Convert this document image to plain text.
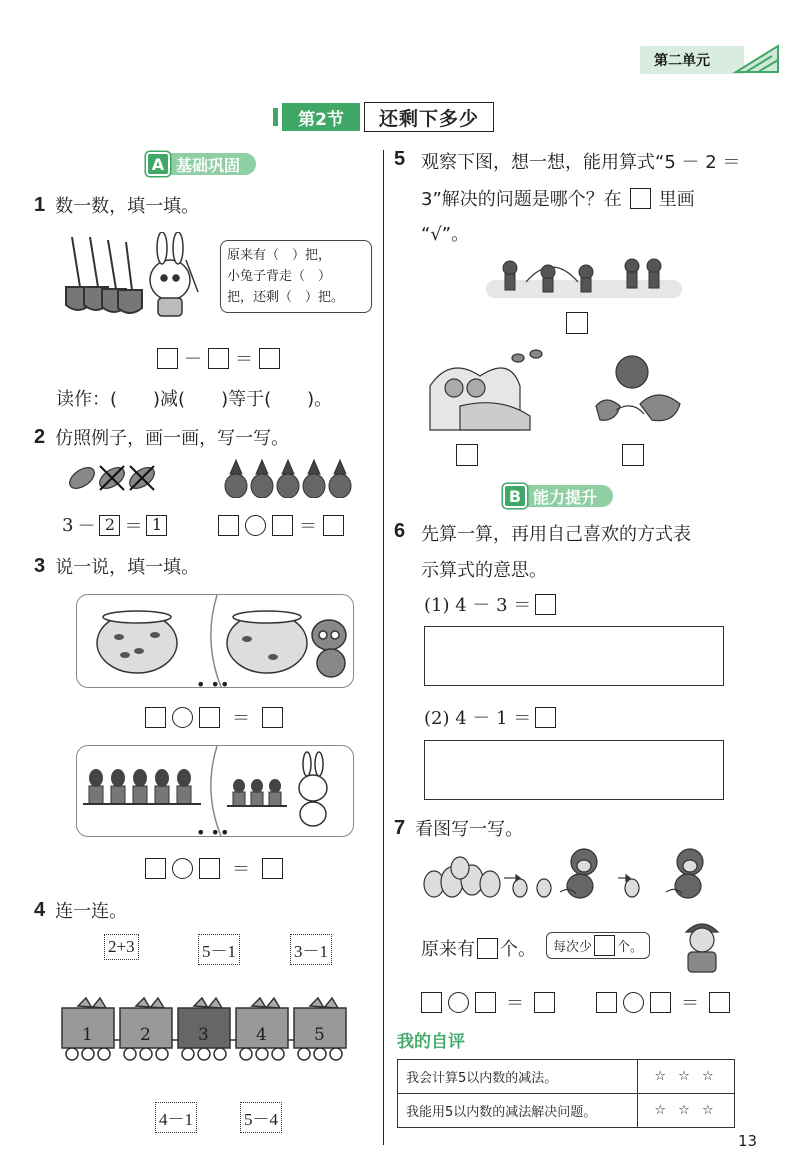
第二单元
第2节	还剩下多少
A 基础巩固
1 数一数，填一填。
原来有（　）把，
小兔子背走（　）
把，还剩（　）把。
－ ＝
读作：(　　)减(　　)等于(　　)。
2 仿照例子，画一画，写一写。
3 － 2 ＝ 1	＝
3 说一说，填一填。
• ••
＝
• ••
＝
4 连一连。
2+3	5－1	3－1
1	2	3	4	5
4－1	5－4
5 观察下图，想一想，能用算式“5 － 2 ＝
3”解决的问题是哪个？在 里画
“√”。
B 能力提升
6 先算一算，再用自己喜欢的方式表
示算式的意思。
(1) 4 － 3 ＝
(2) 4 － 1 ＝
7 看图写一写。
原来有 个。 每次少 个。
＝	＝
我的自评
我会计算5以内数的减法。	☆ ☆ ☆
我能用5以内数的减法解决问题。	☆ ☆ ☆
13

■ **Task to complete**:
Pictures don't belong in the copy. Restate all the entries exactly.

■ **Answer for the task**:
Convert this document image to plain text.
第二单元
第2节	还剩下多少
A 基础巩固
1 数一数，填一填。
原来有（　）把，
小兔子背走（　）
把，还剩（　）把。
－ ＝
读作：(　　)减(　　)等于(　　)。
2 仿照例子，画一画，写一写。
3 － 2 ＝ 1	＝
3 说一说，填一填。
• ••
＝
• ••
＝
4 连一连。
2+3	5－1	3－1
1	2	3	4	5
4－1	5－4
5 观察下图，想一想，能用算式“5 － 2 ＝
3”解决的问题是哪个？在 里画
“√”。
B 能力提升
6 先算一算，再用自己喜欢的方式表
示算式的意思。
(1) 4 － 3 ＝
(2) 4 － 1 ＝
7 看图写一写。
原来有 个。 每次少 个。
＝	＝
我的自评
我会计算5以内数的减法。	☆ ☆ ☆
我能用5以内数的减法解决问题。	☆ ☆ ☆
13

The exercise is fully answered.